▸ What is required: Please repeat all of the lines that follow, exactly as written.

────────

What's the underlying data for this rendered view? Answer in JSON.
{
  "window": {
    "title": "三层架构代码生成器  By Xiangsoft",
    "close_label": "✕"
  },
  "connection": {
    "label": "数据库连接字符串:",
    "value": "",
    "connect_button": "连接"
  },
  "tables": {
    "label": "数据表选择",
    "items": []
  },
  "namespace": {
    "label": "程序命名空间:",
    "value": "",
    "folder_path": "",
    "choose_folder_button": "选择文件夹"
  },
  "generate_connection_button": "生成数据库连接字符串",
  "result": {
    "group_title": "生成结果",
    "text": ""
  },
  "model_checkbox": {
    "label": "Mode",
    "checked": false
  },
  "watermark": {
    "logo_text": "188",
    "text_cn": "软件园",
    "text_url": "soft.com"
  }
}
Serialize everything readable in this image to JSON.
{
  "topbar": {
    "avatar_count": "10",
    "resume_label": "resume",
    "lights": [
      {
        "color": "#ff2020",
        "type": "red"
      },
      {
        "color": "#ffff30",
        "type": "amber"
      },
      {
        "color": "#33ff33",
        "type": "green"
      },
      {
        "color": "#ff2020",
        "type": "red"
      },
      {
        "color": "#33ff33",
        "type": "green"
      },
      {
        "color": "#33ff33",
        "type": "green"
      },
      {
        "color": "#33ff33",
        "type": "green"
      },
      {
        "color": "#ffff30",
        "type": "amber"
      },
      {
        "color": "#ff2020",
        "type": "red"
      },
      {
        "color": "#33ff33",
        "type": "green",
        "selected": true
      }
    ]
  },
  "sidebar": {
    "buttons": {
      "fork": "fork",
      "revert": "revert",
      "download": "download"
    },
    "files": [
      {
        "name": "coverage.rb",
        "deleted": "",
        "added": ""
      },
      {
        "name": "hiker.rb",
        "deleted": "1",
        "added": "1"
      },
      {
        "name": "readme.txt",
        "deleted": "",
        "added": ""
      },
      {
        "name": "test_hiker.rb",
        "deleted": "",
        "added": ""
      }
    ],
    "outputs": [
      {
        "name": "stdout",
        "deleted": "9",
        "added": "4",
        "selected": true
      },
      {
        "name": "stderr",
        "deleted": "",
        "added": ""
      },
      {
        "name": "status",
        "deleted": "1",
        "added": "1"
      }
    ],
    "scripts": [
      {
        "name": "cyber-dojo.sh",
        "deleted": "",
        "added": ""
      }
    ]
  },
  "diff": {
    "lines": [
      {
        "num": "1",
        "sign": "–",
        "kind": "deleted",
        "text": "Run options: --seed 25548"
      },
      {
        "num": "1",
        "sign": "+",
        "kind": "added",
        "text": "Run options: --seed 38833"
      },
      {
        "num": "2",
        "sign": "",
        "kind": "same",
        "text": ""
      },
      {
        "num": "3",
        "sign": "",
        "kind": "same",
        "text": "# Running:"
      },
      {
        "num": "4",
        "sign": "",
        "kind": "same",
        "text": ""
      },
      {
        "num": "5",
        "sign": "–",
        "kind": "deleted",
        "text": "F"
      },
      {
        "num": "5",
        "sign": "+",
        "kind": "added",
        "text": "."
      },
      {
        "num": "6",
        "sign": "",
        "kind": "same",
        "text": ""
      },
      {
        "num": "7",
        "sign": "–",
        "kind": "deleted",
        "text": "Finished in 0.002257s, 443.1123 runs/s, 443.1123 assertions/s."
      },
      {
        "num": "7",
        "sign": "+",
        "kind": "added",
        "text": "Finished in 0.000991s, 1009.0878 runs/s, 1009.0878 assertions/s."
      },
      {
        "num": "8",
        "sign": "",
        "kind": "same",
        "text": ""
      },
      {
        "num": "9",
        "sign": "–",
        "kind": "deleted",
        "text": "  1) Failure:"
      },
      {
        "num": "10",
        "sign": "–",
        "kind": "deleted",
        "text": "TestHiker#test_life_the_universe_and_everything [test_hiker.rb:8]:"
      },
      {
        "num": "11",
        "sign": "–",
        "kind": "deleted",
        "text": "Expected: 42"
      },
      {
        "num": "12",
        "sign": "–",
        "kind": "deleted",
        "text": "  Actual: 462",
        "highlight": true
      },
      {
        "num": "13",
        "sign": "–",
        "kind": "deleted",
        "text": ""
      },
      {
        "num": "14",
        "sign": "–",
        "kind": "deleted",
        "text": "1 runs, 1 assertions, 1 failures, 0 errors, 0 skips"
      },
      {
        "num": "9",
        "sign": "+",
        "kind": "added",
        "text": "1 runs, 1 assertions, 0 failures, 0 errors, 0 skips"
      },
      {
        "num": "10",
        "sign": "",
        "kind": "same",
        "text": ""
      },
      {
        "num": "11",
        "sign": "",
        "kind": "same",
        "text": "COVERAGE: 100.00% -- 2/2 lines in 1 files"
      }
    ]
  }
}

────────

▸ Written solution:
What's the underlying data for this rendered view? Answer in JSON.
{
  "window": {
    "title": "三层架构代码生成器  By Xiangsoft",
    "close_label": "✕"
  },
  "connection": {
    "label": "数据库连接字符串:",
    "value": "",
    "connect_button": "连接"
  },
  "tables": {
    "label": "数据表选择",
    "items": []
  },
  "namespace": {
    "label": "程序命名空间:",
    "value": "",
    "folder_path": "",
    "choose_folder_button": "选择文件夹"
  },
  "generate_connection_button": "生成数据库连接字符串",
  "result": {
    "group_title": "生成结果",
    "text": ""
  },
  "model_checkbox": {
    "label": "Mode",
    "checked": false
  },
  "watermark": {
    "logo_text": "188",
    "text_cn": "软件园",
    "text_url": "soft.com"
  }
}
Serialize everything readable in this image to JSON.
{
  "topbar": {
    "avatar_count": "10",
    "resume_label": "resume",
    "lights": [
      {
        "color": "#ff2020",
        "type": "red"
      },
      {
        "color": "#ffff30",
        "type": "amber"
      },
      {
        "color": "#33ff33",
        "type": "green"
      },
      {
        "color": "#ff2020",
        "type": "red"
      },
      {
        "color": "#33ff33",
        "type": "green"
      },
      {
        "color": "#33ff33",
        "type": "green"
      },
      {
        "color": "#33ff33",
        "type": "green"
      },
      {
        "color": "#ffff30",
        "type": "amber"
      },
      {
        "color": "#ff2020",
        "type": "red"
      },
      {
        "color": "#33ff33",
        "type": "green",
        "selected": true
      }
    ]
  },
  "sidebar": {
    "buttons": {
      "fork": "fork",
      "revert": "revert",
      "download": "download"
    },
    "files": [
      {
        "name": "coverage.rb",
        "deleted": "",
        "added": ""
      },
      {
        "name": "hiker.rb",
        "deleted": "1",
        "added": "1"
      },
      {
        "name": "readme.txt",
        "deleted": "",
        "added": ""
      },
      {
        "name": "test_hiker.rb",
        "deleted": "",
        "added": ""
      }
    ],
    "outputs": [
      {
        "name": "stdout",
        "deleted": "9",
        "added": "4",
        "selected": true
      },
      {
        "name": "stderr",
        "deleted": "",
        "added": ""
      },
      {
        "name": "status",
        "deleted": "1",
        "added": "1"
      }
    ],
    "scripts": [
      {
        "name": "cyber-dojo.sh",
        "deleted": "",
        "added": ""
      }
    ]
  },
  "diff": {
    "lines": [
      {
        "num": "1",
        "sign": "–",
        "kind": "deleted",
        "text": "Run options: --seed 25548"
      },
      {
        "num": "1",
        "sign": "+",
        "kind": "added",
        "text": "Run options: --seed 38833"
      },
      {
        "num": "2",
        "sign": "",
        "kind": "same",
        "text": ""
      },
      {
        "num": "3",
        "sign": "",
        "kind": "same",
        "text": "# Running:"
      },
      {
        "num": "4",
        "sign": "",
        "kind": "same",
        "text": ""
      },
      {
        "num": "5",
        "sign": "–",
        "kind": "deleted",
        "text": "F"
      },
      {
        "num": "5",
        "sign": "+",
        "kind": "added",
        "text": "."
      },
      {
        "num": "6",
        "sign": "",
        "kind": "same",
        "text": ""
      },
      {
        "num": "7",
        "sign": "–",
        "kind": "deleted",
        "text": "Finished in 0.002257s, 443.1123 runs/s, 443.1123 assertions/s."
      },
      {
        "num": "7",
        "sign": "+",
        "kind": "added",
        "text": "Finished in 0.000991s, 1009.0878 runs/s, 1009.0878 assertions/s."
      },
      {
        "num": "8",
        "sign": "",
        "kind": "same",
        "text": ""
      },
      {
        "num": "9",
        "sign": "–",
        "kind": "deleted",
        "text": "  1) Failure:"
      },
      {
        "num": "10",
        "sign": "–",
        "kind": "deleted",
        "text": "TestHiker#test_life_the_universe_and_everything [test_hiker.rb:8]:"
      },
      {
        "num": "11",
        "sign": "–",
        "kind": "deleted",
        "text": "Expected: 42"
      },
      {
        "num": "12",
        "sign": "–",
        "kind": "deleted",
        "text": "  Actual: 462",
        "highlight": true
      },
      {
        "num": "13",
        "sign": "–",
        "kind": "deleted",
        "text": ""
      },
      {
        "num": "14",
        "sign": "–",
        "kind": "deleted",
        "text": "1 runs, 1 assertions, 1 failures, 0 errors, 0 skips"
      },
      {
        "num": "9",
        "sign": "+",
        "kind": "added",
        "text": "1 runs, 1 assertions, 0 failures, 0 errors, 0 skips"
      },
      {
        "num": "10",
        "sign": "",
        "kind": "same",
        "text": ""
      },
      {
        "num": "11",
        "sign": "",
        "kind": "same",
        "text": "COVERAGE: 100.00% -- 2/2 lines in 1 files"
      }
    ]
  }
}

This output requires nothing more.